* _Available data_:
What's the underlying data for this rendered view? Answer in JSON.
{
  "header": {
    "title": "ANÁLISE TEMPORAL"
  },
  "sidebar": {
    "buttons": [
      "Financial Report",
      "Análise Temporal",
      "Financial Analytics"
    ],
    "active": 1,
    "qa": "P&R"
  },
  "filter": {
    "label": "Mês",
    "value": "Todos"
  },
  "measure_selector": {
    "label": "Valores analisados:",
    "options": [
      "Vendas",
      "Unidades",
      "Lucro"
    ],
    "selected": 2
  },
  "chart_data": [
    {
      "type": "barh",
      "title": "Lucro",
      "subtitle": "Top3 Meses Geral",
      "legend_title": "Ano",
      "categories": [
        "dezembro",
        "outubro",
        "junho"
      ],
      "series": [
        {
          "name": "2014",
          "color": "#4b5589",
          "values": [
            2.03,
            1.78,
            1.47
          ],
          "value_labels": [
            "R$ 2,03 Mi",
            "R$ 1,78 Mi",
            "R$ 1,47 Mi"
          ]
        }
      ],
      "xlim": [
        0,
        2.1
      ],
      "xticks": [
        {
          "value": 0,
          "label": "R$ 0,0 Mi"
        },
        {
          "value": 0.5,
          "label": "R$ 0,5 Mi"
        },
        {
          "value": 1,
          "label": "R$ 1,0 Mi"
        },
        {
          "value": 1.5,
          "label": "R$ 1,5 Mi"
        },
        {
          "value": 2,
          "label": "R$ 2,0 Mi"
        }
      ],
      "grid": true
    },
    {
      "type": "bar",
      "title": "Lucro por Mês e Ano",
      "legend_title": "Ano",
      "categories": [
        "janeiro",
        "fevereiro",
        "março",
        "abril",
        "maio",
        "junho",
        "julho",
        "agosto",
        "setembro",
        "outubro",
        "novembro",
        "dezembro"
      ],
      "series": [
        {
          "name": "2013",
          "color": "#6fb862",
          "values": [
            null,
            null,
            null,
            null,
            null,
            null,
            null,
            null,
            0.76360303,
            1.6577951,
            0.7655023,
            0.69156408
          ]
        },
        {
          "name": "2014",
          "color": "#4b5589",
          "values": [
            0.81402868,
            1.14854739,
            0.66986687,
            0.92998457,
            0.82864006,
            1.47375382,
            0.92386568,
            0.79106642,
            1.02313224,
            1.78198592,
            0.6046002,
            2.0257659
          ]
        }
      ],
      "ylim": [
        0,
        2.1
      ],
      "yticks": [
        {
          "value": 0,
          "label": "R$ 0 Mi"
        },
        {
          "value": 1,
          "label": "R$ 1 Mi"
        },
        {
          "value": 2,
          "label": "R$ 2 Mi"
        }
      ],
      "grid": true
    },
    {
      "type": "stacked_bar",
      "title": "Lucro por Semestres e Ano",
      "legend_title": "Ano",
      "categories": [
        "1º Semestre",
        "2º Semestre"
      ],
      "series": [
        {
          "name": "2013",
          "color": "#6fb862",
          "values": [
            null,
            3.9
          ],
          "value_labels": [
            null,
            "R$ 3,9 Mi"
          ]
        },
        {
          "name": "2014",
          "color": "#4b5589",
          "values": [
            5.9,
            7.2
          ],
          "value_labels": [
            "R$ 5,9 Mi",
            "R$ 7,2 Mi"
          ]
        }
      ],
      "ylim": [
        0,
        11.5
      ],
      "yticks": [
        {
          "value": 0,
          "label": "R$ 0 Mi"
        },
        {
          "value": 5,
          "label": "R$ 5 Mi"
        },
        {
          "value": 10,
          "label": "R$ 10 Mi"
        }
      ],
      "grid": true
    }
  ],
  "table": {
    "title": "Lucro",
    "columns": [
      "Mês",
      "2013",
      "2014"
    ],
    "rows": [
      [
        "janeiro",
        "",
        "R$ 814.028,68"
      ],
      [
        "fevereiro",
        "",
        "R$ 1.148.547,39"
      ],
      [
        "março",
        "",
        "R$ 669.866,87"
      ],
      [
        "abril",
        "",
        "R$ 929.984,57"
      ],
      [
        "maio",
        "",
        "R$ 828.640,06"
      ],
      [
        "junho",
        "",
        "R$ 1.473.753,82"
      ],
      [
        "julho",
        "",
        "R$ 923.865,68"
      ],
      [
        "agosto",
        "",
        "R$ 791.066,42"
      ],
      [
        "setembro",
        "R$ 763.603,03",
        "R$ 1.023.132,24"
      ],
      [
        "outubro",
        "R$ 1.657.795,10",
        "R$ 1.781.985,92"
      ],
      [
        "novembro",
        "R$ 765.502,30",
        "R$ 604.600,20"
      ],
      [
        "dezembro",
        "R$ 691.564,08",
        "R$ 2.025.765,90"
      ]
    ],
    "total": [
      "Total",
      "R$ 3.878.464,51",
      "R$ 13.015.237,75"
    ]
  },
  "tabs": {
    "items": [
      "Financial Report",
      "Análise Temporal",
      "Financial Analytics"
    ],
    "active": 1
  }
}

* _What is required_:
Reproduce every line of the data verbatim.

* _Final result_:
What's the underlying data for this rendered view? Answer in JSON.
{
  "header": {
    "title": "ANÁLISE TEMPORAL"
  },
  "sidebar": {
    "buttons": [
      "Financial Report",
      "Análise Temporal",
      "Financial Analytics"
    ],
    "active": 1,
    "qa": "P&R"
  },
  "filter": {
    "label": "Mês",
    "value": "Todos"
  },
  "measure_selector": {
    "label": "Valores analisados:",
    "options": [
      "Vendas",
      "Unidades",
      "Lucro"
    ],
    "selected": 2
  },
  "chart_data": [
    {
      "type": "barh",
      "title": "Lucro",
      "subtitle": "Top3 Meses Geral",
      "legend_title": "Ano",
      "categories": [
        "dezembro",
        "outubro",
        "junho"
      ],
      "series": [
        {
          "name": "2014",
          "color": "#4b5589",
          "values": [
            2.03,
            1.78,
            1.47
          ],
          "value_labels": [
            "R$ 2,03 Mi",
            "R$ 1,78 Mi",
            "R$ 1,47 Mi"
          ]
        }
      ],
      "xlim": [
        0,
        2.1
      ],
      "xticks": [
        {
          "value": 0,
          "label": "R$ 0,0 Mi"
        },
        {
          "value": 0.5,
          "label": "R$ 0,5 Mi"
        },
        {
          "value": 1,
          "label": "R$ 1,0 Mi"
        },
        {
          "value": 1.5,
          "label": "R$ 1,5 Mi"
        },
        {
          "value": 2,
          "label": "R$ 2,0 Mi"
        }
      ],
      "grid": true
    },
    {
      "type": "bar",
      "title": "Lucro por Mês e Ano",
      "legend_title": "Ano",
      "categories": [
        "janeiro",
        "fevereiro",
        "março",
        "abril",
        "maio",
        "junho",
        "julho",
        "agosto",
        "setembro",
        "outubro",
        "novembro",
        "dezembro"
      ],
      "series": [
        {
          "name": "2013",
          "color": "#6fb862",
          "values": [
            null,
            null,
            null,
            null,
            null,
            null,
            null,
            null,
            0.76360303,
            1.6577951,
            0.7655023,
            0.69156408
          ]
        },
        {
          "name": "2014",
          "color": "#4b5589",
          "values": [
            0.81402868,
            1.14854739,
            0.66986687,
            0.92998457,
            0.82864006,
            1.47375382,
            0.92386568,
            0.79106642,
            1.02313224,
            1.78198592,
            0.6046002,
            2.0257659
          ]
        }
      ],
      "ylim": [
        0,
        2.1
      ],
      "yticks": [
        {
          "value": 0,
          "label": "R$ 0 Mi"
        },
        {
          "value": 1,
          "label": "R$ 1 Mi"
        },
        {
          "value": 2,
          "label": "R$ 2 Mi"
        }
      ],
      "grid": true
    },
    {
      "type": "stacked_bar",
      "title": "Lucro por Semestres e Ano",
      "legend_title": "Ano",
      "categories": [
        "1º Semestre",
        "2º Semestre"
      ],
      "series": [
        {
          "name": "2013",
          "color": "#6fb862",
          "values": [
            null,
            3.9
          ],
          "value_labels": [
            null,
            "R$ 3,9 Mi"
          ]
        },
        {
          "name": "2014",
          "color": "#4b5589",
          "values": [
            5.9,
            7.2
          ],
          "value_labels": [
            "R$ 5,9 Mi",
            "R$ 7,2 Mi"
          ]
        }
      ],
      "ylim": [
        0,
        11.5
      ],
      "yticks": [
        {
          "value": 0,
          "label": "R$ 0 Mi"
        },
        {
          "value": 5,
          "label": "R$ 5 Mi"
        },
        {
          "value": 10,
          "label": "R$ 10 Mi"
        }
      ],
      "grid": true
    }
  ],
  "table": {
    "title": "Lucro",
    "columns": [
      "Mês",
      "2013",
      "2014"
    ],
    "rows": [
      [
        "janeiro",
        "",
        "R$ 814.028,68"
      ],
      [
        "fevereiro",
        "",
        "R$ 1.148.547,39"
      ],
      [
        "março",
        "",
        "R$ 669.866,87"
      ],
      [
        "abril",
        "",
        "R$ 929.984,57"
      ],
      [
        "maio",
        "",
        "R$ 828.640,06"
      ],
      [
        "junho",
        "",
        "R$ 1.473.753,82"
      ],
      [
        "julho",
        "",
        "R$ 923.865,68"
      ],
      [
        "agosto",
        "",
        "R$ 791.066,42"
      ],
      [
        "setembro",
        "R$ 763.603,03",
        "R$ 1.023.132,24"
      ],
      [
        "outubro",
        "R$ 1.657.795,10",
        "R$ 1.781.985,92"
      ],
      [
        "novembro",
        "R$ 765.502,30",
        "R$ 604.600,20"
      ],
      [
        "dezembro",
        "R$ 691.564,08",
        "R$ 2.025.765,90"
      ]
    ],
    "total": [
      "Total",
      "R$ 3.878.464,51",
      "R$ 13.015.237,75"
    ]
  },
  "tabs": {
    "items": [
      "Financial Report",
      "Análise Temporal",
      "Financial Analytics"
    ],
    "active": 1
  }
}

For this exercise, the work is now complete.